- _Requirement_:
Your task is to repeat all of the material exactly.

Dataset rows

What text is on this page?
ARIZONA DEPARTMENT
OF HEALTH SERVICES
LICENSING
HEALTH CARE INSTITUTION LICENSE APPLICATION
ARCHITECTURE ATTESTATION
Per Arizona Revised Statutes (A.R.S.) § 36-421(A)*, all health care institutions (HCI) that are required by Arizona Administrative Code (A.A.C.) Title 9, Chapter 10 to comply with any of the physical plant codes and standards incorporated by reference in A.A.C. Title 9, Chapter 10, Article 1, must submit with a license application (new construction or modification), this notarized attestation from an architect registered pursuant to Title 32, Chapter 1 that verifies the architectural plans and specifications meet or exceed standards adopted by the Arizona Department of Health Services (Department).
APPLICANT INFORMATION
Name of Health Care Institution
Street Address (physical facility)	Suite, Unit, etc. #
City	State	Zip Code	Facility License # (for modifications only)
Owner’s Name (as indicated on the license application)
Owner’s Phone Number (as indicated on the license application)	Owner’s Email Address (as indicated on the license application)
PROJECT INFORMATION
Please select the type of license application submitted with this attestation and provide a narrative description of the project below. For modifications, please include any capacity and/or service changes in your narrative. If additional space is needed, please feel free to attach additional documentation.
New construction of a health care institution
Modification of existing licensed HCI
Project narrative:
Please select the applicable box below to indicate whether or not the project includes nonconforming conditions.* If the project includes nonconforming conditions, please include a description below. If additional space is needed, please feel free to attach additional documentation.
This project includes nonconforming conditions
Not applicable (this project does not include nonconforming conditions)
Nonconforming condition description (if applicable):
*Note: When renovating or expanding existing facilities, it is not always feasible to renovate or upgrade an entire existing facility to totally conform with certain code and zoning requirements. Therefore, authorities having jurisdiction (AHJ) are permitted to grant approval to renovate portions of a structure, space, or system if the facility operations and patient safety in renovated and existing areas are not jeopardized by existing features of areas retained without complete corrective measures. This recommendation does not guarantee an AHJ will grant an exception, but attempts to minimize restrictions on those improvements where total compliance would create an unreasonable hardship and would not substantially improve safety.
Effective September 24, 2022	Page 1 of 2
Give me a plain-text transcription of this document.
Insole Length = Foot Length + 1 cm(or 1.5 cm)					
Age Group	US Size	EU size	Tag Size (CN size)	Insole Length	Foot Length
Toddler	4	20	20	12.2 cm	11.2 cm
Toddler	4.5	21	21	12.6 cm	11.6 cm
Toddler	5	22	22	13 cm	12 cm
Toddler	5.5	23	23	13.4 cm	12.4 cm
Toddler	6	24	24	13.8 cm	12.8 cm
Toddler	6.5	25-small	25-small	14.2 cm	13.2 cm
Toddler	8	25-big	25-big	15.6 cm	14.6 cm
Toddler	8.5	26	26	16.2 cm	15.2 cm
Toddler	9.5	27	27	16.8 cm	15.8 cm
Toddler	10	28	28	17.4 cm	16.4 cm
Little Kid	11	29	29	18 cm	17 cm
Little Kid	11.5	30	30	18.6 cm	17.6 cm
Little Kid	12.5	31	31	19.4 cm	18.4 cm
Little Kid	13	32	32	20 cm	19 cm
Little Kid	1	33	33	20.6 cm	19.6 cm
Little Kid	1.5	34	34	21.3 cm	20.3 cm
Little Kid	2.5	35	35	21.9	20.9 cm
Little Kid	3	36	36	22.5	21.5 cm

- _Task response_:
What text is on this page?
ARIZONA DEPARTMENT
OF HEALTH SERVICES
LICENSING
HEALTH CARE INSTITUTION LICENSE APPLICATION
ARCHITECTURE ATTESTATION
Per Arizona Revised Statutes (A.R.S.) § 36-421(A)*, all health care institutions (HCI) that are required by Arizona Administrative Code (A.A.C.) Title 9, Chapter 10 to comply with any of the physical plant codes and standards incorporated by reference in A.A.C. Title 9, Chapter 10, Article 1, must submit with a license application (new construction or modification), this notarized attestation from an architect registered pursuant to Title 32, Chapter 1 that verifies the architectural plans and specifications meet or exceed standards adopted by the Arizona Department of Health Services (Department).
APPLICANT INFORMATION
Name of Health Care Institution
Street Address (physical facility)	Suite, Unit, etc. #
City	State	Zip Code	Facility License # (for modifications only)
Owner’s Name (as indicated on the license application)
Owner’s Phone Number (as indicated on the license application)	Owner’s Email Address (as indicated on the license application)
PROJECT INFORMATION
Please select the type of license application submitted with this attestation and provide a narrative description of the project below. For modifications, please include any capacity and/or service changes in your narrative. If additional space is needed, please feel free to attach additional documentation.
New construction of a health care institution
Modification of existing licensed HCI
Project narrative:
Please select the applicable box below to indicate whether or not the project includes nonconforming conditions.* If the project includes nonconforming conditions, please include a description below. If additional space is needed, please feel free to attach additional documentation.
This project includes nonconforming conditions
Not applicable (this project does not include nonconforming conditions)
Nonconforming condition description (if applicable):
*Note: When renovating or expanding existing facilities, it is not always feasible to renovate or upgrade an entire existing facility to totally conform with certain code and zoning requirements. Therefore, authorities having jurisdiction (AHJ) are permitted to grant approval to renovate portions of a structure, space, or system if the facility operations and patient safety in renovated and existing areas are not jeopardized by existing features of areas retained without complete corrective measures. This recommendation does not guarantee an AHJ will grant an exception, but attempts to minimize restrictions on those improvements where total compliance would create an unreasonable hardship and would not substantially improve safety.
Effective September 24, 2022	Page 1 of 2
Give me a plain-text transcription of this document.
Insole Length = Foot Length + 1 cm(or 1.5 cm)					
Age Group	US Size	EU size	Tag Size (CN size)	Insole Length	Foot Length
Toddler	4	20	20	12.2 cm	11.2 cm
Toddler	4.5	21	21	12.6 cm	11.6 cm
Toddler	5	22	22	13 cm	12 cm
Toddler	5.5	23	23	13.4 cm	12.4 cm
Toddler	6	24	24	13.8 cm	12.8 cm
Toddler	6.5	25-small	25-small	14.2 cm	13.2 cm
Toddler	8	25-big	25-big	15.6 cm	14.6 cm
Toddler	8.5	26	26	16.2 cm	15.2 cm
Toddler	9.5	27	27	16.8 cm	15.8 cm
Toddler	10	28	28	17.4 cm	16.4 cm
Little Kid	11	29	29	18 cm	17 cm
Little Kid	11.5	30	30	18.6 cm	17.6 cm
Little Kid	12.5	31	31	19.4 cm	18.4 cm
Little Kid	13	32	32	20 cm	19 cm
Little Kid	1	33	33	20.6 cm	19.6 cm
Little Kid	1.5	34	34	21.3 cm	20.3 cm
Little Kid	2.5	35	35	21.9	20.9 cm
Little Kid	3	36	36	22.5	21.5 cm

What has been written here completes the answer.